* [Testo fornito]
========
Cento cipressi. Una lastra che riflette il cielo, una panca in pietra grezza perché si deve stare seduti, quando il ricordo è troppo pesante. Poi una targa che non è una targa, ma il libro del dolore di Nembro, con quei 188 nomi serigrafati sopra, i nomi dei morti di Covid nel 2020. Nembro non dimentica e vuole lasciare un segno, un monumentum a eterna memoria della sua catastrofe iniziata il 23 febbraio di un anno fa. Sorgerà nell’area verde comunale vicino all’Oasi Saletti, alle scuole medie, il cimitero, le piste ciclopedonali: «Un luogo raccolto, spazio di meditazione e pensiero nel ricordo di tutte le vittime di quel periodo, segno riconoscibile della tragedia che abbiamo attraversato ma anche dell’eredità che ci è stata trasmessa dalle persone che ci hanno lasciato».Queste le parole scelte dal sindaco Claudio Cancelli per invitare la popolazione all’incontro che si è tenuto lunedì sera nell’auditorium Modernissimo e, vista la limitata capienza dovuta alle norme anticontagio, anche in streaming, per presentare lo studio di fattibilità del «Luogo della Memoria in ricordo dei defunti mancati dal 23 febbraio al 30 aprile 2020 e della tragedia che ci ha colpito nell’anno del Covid».

Centottantotto: tanti sono i nembresi portati via dal virus in quel periodo. Prima ci fu il senso di colpa per l’abbandono inumano dei nostri malati al loro destino, costretto dalle condizioni di allora. Il sindaco parla di «nostri cari deceduti senza un funerale e privi di qualsiasi forma di congedo». Cancelli la paragona a «una forma di tradimento, venendo meno al gesto umano più semplice dell’accompagnamento dei cari nel passaggio dalla vita alla morte». Poi l’ansia del ricordo, la paura dell’oblio, «il bisogno di riparazione rispetto a ciò che non avevamo potuto garantire». Un ricordo che si fa «impegno della comunità in una rinascita, segno anche di rispetto di quanti abbiamo perso in quella stagione così difficile. Molti hanno chiesto un segno, un simbolo e ci sono state molte ipotesi». L’architetto Fabrizio Bertocchi spiega che «l’idea di fare una cappella o un luogo statico a molti non era piaciuto: la voragine di dolore, di dispiacere per le persone che non ci sono più è stata talmente grave che richiedeva uno stimolo alla memoria, alla vicinanza. Abbiamo pensato a un luogo di pensiero, in un’area di 3.200 metri quadrati, con veduta sul monte Misma e sul Cereto, che permettesse anche un avvicinamento consapevole, una partecipazione viva».
========
* [Compiti da svolgere]
**a.** Nel testo sul Luogo della Memoria di Nembro, quanti metri quadrati misura l'area pensata per il memoriale?
**b.** Estendi il testo sul Luogo della Memoria di Nembro, riprendendo subito dopo la sua ultima frase.
Le righe che seguono sono materiale a sé, separato dal testo sul Luogo della Memoria di Nembro.

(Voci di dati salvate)
========
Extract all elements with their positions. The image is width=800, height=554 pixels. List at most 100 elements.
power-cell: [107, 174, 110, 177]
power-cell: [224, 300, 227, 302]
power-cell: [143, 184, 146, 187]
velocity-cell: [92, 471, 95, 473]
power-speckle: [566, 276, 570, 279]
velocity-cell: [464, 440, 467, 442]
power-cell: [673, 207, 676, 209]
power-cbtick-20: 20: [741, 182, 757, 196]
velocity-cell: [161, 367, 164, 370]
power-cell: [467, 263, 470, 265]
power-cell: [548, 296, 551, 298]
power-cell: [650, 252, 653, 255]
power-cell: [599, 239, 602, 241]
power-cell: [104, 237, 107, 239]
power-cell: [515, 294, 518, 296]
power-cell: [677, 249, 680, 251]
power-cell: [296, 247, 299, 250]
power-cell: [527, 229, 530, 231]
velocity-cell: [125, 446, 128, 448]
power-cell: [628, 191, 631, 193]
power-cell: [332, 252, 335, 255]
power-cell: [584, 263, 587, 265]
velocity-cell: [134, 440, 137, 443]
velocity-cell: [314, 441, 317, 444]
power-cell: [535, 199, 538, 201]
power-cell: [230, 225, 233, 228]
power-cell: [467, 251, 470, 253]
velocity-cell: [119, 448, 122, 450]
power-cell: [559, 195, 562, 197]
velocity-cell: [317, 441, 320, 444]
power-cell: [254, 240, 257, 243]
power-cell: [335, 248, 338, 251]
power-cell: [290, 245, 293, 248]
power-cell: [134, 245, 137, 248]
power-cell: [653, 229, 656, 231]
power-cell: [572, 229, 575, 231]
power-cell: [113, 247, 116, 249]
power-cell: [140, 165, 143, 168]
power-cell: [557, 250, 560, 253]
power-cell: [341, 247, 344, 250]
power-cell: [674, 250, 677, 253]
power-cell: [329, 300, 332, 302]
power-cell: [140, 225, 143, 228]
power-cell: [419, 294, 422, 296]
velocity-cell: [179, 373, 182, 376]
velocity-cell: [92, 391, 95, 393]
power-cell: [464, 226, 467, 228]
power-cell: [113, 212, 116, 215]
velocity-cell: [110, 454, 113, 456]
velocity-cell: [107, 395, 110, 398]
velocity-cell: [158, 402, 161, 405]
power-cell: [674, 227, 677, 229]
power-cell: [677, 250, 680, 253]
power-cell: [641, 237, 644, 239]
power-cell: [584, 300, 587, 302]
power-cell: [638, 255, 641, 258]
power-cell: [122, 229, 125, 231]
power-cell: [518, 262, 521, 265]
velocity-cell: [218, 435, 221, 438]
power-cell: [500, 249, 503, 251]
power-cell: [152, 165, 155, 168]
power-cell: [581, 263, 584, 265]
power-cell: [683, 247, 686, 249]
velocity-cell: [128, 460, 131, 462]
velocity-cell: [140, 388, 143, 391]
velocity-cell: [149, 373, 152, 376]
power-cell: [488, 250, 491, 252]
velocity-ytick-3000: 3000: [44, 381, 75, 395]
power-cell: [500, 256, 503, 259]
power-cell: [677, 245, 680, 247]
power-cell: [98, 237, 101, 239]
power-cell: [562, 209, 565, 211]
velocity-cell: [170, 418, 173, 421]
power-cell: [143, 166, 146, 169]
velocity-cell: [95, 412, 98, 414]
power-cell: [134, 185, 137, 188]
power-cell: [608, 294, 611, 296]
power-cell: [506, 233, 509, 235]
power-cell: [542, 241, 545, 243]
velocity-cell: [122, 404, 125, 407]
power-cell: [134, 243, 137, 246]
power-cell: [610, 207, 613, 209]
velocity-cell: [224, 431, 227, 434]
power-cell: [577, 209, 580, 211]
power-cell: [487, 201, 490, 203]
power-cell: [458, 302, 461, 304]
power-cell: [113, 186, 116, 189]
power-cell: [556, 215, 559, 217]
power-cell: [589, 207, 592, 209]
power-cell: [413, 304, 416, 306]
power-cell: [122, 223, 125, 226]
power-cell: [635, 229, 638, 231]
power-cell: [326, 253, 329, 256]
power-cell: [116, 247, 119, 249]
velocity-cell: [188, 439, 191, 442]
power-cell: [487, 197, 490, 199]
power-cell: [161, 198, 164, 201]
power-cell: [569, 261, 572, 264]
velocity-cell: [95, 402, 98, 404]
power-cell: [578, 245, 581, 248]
========
* [Risposte]
**a.** 3.200 metri quadrati.

**b.**
I due fondamenti

Due i pilastri del progetto: un bosco di cipressi e lo specchio del cielo. «Il cipresso è una pianta molto nobile che mantiene la sua forma individuale perfetta – a spiegato il progettista –, ma vedendo un gruppo libero di cipressi può far nascere la sensazione di comunità viva eppure composta da singoli elementi». Poi lo specchio sul cielo: «In tutte le religioni il collegamento con l’eterno è fatto attraverso il cielo. Si pensa a una superficie specchiante, messa a livello del prato e, vicino, una panca di pietra grezza, in modo che chi si avvicina possa sedersi e contemplare, pregare. I nostri morti, quasi 200, sono stati parte della nostra vita, non c’è alcun modo di ricordarli se non mettere il loro nome seguendo la data della loro scomparsa». E, possibilmente, inaugurare il loro memoriale il prossimo 18 marzo, Giornata mondiale di ricordo delle vittime del Covid.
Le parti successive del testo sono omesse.